----- Input data -----

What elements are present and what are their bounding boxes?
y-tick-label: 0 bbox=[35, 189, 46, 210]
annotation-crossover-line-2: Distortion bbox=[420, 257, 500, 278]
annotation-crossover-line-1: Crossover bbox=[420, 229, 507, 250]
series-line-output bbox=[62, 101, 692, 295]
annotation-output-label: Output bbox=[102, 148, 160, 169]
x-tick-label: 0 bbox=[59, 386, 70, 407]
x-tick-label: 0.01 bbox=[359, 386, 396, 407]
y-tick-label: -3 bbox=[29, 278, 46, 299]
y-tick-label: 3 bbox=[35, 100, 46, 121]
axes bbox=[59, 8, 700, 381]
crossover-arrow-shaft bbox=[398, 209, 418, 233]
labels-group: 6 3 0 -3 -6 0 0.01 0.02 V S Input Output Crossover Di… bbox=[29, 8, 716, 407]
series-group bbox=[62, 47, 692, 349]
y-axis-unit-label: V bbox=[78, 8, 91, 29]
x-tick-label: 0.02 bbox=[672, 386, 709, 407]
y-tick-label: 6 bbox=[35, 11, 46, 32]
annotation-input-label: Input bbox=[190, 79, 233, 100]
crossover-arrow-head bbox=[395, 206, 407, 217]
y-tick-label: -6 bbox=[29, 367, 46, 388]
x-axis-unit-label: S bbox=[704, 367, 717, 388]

-----

Goal: List every line in the records that contains the string "annotation". Matches must have the same case.

Response:
annotation-crossover-line-2: Distortion bbox=[420, 257, 500, 278]
annotation-crossover-line-1: Crossover bbox=[420, 229, 507, 250]
annotation-output-label: Output bbox=[102, 148, 160, 169]
annotation-input-label: Input bbox=[190, 79, 233, 100]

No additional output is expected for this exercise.